* What to do *
Write out each line exactly as it stands, please.

===

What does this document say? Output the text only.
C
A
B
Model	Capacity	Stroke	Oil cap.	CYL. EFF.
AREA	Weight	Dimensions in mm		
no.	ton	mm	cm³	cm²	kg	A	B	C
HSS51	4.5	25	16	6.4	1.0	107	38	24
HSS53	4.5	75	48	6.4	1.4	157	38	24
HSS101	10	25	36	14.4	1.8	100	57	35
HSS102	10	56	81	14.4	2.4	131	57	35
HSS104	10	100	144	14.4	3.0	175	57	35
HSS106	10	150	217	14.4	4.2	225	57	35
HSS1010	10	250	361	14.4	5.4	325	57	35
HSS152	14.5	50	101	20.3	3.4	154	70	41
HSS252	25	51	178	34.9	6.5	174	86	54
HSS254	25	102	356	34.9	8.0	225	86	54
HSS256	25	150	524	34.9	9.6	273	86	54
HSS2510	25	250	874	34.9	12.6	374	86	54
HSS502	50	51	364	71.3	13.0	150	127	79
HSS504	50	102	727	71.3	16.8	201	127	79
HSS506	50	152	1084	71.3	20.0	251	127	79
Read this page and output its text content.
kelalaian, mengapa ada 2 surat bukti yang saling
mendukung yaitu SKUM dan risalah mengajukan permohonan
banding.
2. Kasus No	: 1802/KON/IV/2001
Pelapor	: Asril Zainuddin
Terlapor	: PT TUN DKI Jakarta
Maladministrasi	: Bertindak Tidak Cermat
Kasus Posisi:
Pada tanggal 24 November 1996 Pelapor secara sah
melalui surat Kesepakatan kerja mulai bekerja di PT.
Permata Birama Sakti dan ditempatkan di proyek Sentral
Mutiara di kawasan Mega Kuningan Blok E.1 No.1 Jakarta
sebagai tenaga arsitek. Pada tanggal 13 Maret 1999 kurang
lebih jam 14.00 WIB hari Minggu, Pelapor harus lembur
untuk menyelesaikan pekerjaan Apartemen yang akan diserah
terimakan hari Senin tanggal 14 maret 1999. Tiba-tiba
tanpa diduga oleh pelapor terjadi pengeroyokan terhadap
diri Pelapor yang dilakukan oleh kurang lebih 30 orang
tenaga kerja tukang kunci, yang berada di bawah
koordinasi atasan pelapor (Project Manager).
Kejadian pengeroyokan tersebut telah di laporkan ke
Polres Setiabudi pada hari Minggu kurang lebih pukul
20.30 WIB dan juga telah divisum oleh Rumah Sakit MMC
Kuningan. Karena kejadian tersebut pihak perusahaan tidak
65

===

* Answer to this exercise *
What does this document say? Output the text only.
C
A
B
Model	Capacity	Stroke	Oil cap.	CYL. EFF.
AREA	Weight	Dimensions in mm		
no.	ton	mm	cm³	cm²	kg	A	B	C
HSS51	4.5	25	16	6.4	1.0	107	38	24
HSS53	4.5	75	48	6.4	1.4	157	38	24
HSS101	10	25	36	14.4	1.8	100	57	35
HSS102	10	56	81	14.4	2.4	131	57	35
HSS104	10	100	144	14.4	3.0	175	57	35
HSS106	10	150	217	14.4	4.2	225	57	35
HSS1010	10	250	361	14.4	5.4	325	57	35
HSS152	14.5	50	101	20.3	3.4	154	70	41
HSS252	25	51	178	34.9	6.5	174	86	54
HSS254	25	102	356	34.9	8.0	225	86	54
HSS256	25	150	524	34.9	9.6	273	86	54
HSS2510	25	250	874	34.9	12.6	374	86	54
HSS502	50	51	364	71.3	13.0	150	127	79
HSS504	50	102	727	71.3	16.8	201	127	79
HSS506	50	152	1084	71.3	20.0	251	127	79
Read this page and output its text content.
kelalaian, mengapa ada 2 surat bukti yang saling
mendukung yaitu SKUM dan risalah mengajukan permohonan
banding.
2. Kasus No	: 1802/KON/IV/2001
Pelapor	: Asril Zainuddin
Terlapor	: PT TUN DKI Jakarta
Maladministrasi	: Bertindak Tidak Cermat
Kasus Posisi:
Pada tanggal 24 November 1996 Pelapor secara sah
melalui surat Kesepakatan kerja mulai bekerja di PT.
Permata Birama Sakti dan ditempatkan di proyek Sentral
Mutiara di kawasan Mega Kuningan Blok E.1 No.1 Jakarta
sebagai tenaga arsitek. Pada tanggal 13 Maret 1999 kurang
lebih jam 14.00 WIB hari Minggu, Pelapor harus lembur
untuk menyelesaikan pekerjaan Apartemen yang akan diserah
terimakan hari Senin tanggal 14 maret 1999. Tiba-tiba
tanpa diduga oleh pelapor terjadi pengeroyokan terhadap
diri Pelapor yang dilakukan oleh kurang lebih 30 orang
tenaga kerja tukang kunci, yang berada di bawah
koordinasi atasan pelapor (Project Manager).
Kejadian pengeroyokan tersebut telah di laporkan ke
Polres Setiabudi pada hari Minggu kurang lebih pukul
20.30 WIB dan juga telah divisum oleh Rumah Sakit MMC
Kuningan. Karena kejadian tersebut pihak perusahaan tidak
65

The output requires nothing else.